Brief. Find each line with the string "развитию" and report it.

Entries provided.

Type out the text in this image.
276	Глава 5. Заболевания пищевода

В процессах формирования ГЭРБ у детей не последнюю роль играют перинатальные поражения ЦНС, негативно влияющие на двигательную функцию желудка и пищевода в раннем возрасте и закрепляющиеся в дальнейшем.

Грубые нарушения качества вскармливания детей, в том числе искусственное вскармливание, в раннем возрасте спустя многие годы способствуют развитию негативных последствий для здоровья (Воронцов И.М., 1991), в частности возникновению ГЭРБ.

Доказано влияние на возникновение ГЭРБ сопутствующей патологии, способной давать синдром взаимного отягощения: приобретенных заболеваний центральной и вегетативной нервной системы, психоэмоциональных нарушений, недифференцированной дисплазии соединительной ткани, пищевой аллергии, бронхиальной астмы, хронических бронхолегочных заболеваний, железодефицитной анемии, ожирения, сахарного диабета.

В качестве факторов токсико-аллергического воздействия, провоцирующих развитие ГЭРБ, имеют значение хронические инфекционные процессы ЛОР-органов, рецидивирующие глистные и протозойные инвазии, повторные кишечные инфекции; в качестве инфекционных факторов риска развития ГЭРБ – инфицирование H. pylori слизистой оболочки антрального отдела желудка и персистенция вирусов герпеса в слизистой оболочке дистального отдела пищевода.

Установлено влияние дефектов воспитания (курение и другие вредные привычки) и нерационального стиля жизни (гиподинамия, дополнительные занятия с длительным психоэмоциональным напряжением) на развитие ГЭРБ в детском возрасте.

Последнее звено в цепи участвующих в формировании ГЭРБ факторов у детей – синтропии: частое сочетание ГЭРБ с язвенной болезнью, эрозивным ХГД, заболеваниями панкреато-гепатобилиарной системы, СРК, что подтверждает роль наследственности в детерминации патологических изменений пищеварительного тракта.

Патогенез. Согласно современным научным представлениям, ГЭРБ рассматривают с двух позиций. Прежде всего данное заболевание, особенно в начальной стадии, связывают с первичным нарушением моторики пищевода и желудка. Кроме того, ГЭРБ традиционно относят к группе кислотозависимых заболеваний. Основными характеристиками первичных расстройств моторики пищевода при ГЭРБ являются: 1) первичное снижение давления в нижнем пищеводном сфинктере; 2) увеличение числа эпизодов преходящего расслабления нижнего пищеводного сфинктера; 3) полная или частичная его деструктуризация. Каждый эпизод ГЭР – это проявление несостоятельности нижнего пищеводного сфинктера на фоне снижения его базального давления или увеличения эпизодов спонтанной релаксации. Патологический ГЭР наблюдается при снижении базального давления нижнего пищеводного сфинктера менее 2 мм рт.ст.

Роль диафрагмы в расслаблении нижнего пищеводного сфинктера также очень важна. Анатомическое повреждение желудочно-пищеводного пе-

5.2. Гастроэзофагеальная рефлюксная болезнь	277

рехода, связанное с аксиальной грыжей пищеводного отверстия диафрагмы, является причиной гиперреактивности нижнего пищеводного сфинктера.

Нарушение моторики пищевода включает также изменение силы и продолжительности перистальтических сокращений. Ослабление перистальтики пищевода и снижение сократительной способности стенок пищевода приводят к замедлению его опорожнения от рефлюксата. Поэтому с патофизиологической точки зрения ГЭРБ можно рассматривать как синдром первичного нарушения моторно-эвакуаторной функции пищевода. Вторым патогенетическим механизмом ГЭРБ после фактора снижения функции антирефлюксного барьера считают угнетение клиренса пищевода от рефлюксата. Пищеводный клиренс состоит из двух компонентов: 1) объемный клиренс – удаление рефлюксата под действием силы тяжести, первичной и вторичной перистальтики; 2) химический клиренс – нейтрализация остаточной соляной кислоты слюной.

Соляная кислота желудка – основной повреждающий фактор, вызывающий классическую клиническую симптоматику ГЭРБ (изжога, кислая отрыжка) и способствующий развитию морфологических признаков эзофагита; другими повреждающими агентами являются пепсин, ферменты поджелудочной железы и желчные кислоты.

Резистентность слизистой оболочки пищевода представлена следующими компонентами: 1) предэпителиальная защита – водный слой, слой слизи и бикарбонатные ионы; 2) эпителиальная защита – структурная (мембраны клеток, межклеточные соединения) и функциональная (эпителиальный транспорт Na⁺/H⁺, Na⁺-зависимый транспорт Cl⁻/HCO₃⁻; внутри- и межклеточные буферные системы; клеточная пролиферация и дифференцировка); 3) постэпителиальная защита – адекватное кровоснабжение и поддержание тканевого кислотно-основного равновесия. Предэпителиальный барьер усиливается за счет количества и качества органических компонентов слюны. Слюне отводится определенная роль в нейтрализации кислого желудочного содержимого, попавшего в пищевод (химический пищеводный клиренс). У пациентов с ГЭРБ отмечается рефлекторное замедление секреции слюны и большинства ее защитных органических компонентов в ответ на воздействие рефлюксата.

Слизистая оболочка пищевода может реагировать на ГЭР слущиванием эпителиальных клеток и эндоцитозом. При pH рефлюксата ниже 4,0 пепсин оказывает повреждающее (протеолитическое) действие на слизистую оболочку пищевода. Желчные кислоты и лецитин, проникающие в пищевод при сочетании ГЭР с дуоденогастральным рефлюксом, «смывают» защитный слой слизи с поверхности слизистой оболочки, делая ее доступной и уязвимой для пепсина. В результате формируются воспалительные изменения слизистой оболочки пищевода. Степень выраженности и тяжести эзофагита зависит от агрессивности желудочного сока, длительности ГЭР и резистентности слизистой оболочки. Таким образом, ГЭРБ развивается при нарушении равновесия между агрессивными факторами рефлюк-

Result.
Грубые нарушения качества вскармливания детей, в том числе искусственное вскармливание, в раннем возрасте спустя многие годы способствуют развитию негативных последствий для здоровья (Воронцов И.М., 1991), в частности возникновению ГЭРБ.
Соляная кислота желудка – основной повреждающий фактор, вызывающий классическую клиническую симптоматику ГЭРБ (изжога, кислая отрыжка) и способствующий развитию морфологических признаков эзофагита; другими повреждающими агентами являются пепсин, ферменты поджелудочной железы и желчные кислоты.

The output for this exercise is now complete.